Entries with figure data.
* * * * * * * * *

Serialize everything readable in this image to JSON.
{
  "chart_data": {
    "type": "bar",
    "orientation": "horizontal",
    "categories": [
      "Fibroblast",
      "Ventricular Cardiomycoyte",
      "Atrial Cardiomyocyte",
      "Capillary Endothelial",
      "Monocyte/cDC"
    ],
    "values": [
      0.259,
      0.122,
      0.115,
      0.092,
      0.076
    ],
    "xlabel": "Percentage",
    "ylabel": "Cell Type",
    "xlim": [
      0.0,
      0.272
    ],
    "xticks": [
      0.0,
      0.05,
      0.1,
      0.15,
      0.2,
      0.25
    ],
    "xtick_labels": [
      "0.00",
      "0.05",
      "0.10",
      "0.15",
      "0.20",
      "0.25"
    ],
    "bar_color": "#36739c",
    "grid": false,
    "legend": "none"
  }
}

* * * * * * * * *

Problem details.
Copy every line of the records word for word.

Result.
Serialize everything readable in this image to JSON.
{
  "chart_data": {
    "type": "bar",
    "orientation": "horizontal",
    "categories": [
      "Fibroblast",
      "Ventricular Cardiomycoyte",
      "Atrial Cardiomyocyte",
      "Capillary Endothelial",
      "Monocyte/cDC"
    ],
    "values": [
      0.259,
      0.122,
      0.115,
      0.092,
      0.076
    ],
    "xlabel": "Percentage",
    "ylabel": "Cell Type",
    "xlim": [
      0.0,
      0.272
    ],
    "xticks": [
      0.0,
      0.05,
      0.1,
      0.15,
      0.2,
      0.25
    ],
    "xtick_labels": [
      "0.00",
      "0.05",
      "0.10",
      "0.15",
      "0.20",
      "0.25"
    ],
    "bar_color": "#36739c",
    "grid": false,
    "legend": "none"
  }
}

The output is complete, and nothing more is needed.